▶ **GOAL**: Transcribe every line exactly. Leave the pictures behind.

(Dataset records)
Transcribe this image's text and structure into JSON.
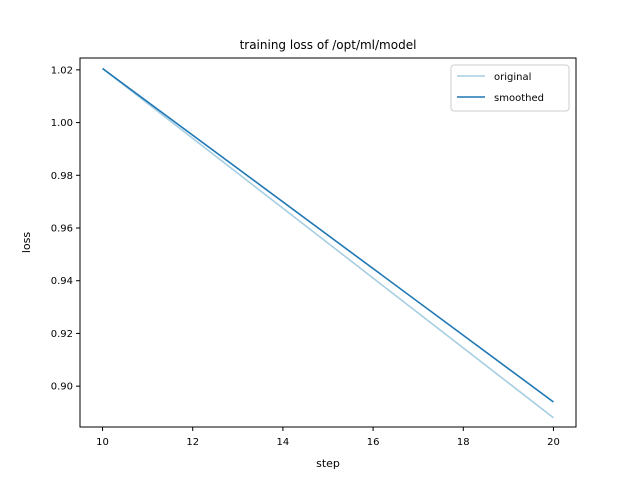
{
  "chart_data": {
    "type": "line",
    "title": "training loss of /opt/ml/model",
    "xlabel": "step",
    "ylabel": "loss",
    "xlim": [
      9.5,
      20.5
    ],
    "ylim": [
      0.8845,
      1.0245
    ],
    "xticks": [
      10,
      12,
      14,
      16,
      18,
      20
    ],
    "xtick_labels": [
      "10",
      "12",
      "14",
      "16",
      "18",
      "20"
    ],
    "yticks": [
      0.9,
      0.92,
      0.94,
      0.96,
      0.98,
      1.0,
      1.02
    ],
    "ytick_labels": [
      "0.90",
      "0.92",
      "0.94",
      "0.96",
      "0.98",
      "1.00",
      "1.02"
    ],
    "grid": false,
    "legend_position": "top-right",
    "series": [
      {
        "name": "original",
        "color": "#a6cee3",
        "x": [
          10,
          20
        ],
        "y": [
          1.0205,
          0.888
        ]
      },
      {
        "name": "smoothed",
        "color": "#1f77b4",
        "x": [
          10,
          20
        ],
        "y": [
          1.0205,
          0.894
        ]
      }
    ]
  }
}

▶ **RESPONSE**:
Transcribe this image's text and structure into JSON.
{
  "chart_data": {
    "type": "line",
    "title": "training loss of /opt/ml/model",
    "xlabel": "step",
    "ylabel": "loss",
    "xlim": [
      9.5,
      20.5
    ],
    "ylim": [
      0.8845,
      1.0245
    ],
    "xticks": [
      10,
      12,
      14,
      16,
      18,
      20
    ],
    "xtick_labels": [
      "10",
      "12",
      "14",
      "16",
      "18",
      "20"
    ],
    "yticks": [
      0.9,
      0.92,
      0.94,
      0.96,
      0.98,
      1.0,
      1.02
    ],
    "ytick_labels": [
      "0.90",
      "0.92",
      "0.94",
      "0.96",
      "0.98",
      "1.00",
      "1.02"
    ],
    "grid": false,
    "legend_position": "top-right",
    "series": [
      {
        "name": "original",
        "color": "#a6cee3",
        "x": [
          10,
          20
        ],
        "y": [
          1.0205,
          0.888
        ]
      },
      {
        "name": "smoothed",
        "color": "#1f77b4",
        "x": [
          10,
          20
        ],
        "y": [
          1.0205,
          0.894
        ]
      }
    ]
  }
}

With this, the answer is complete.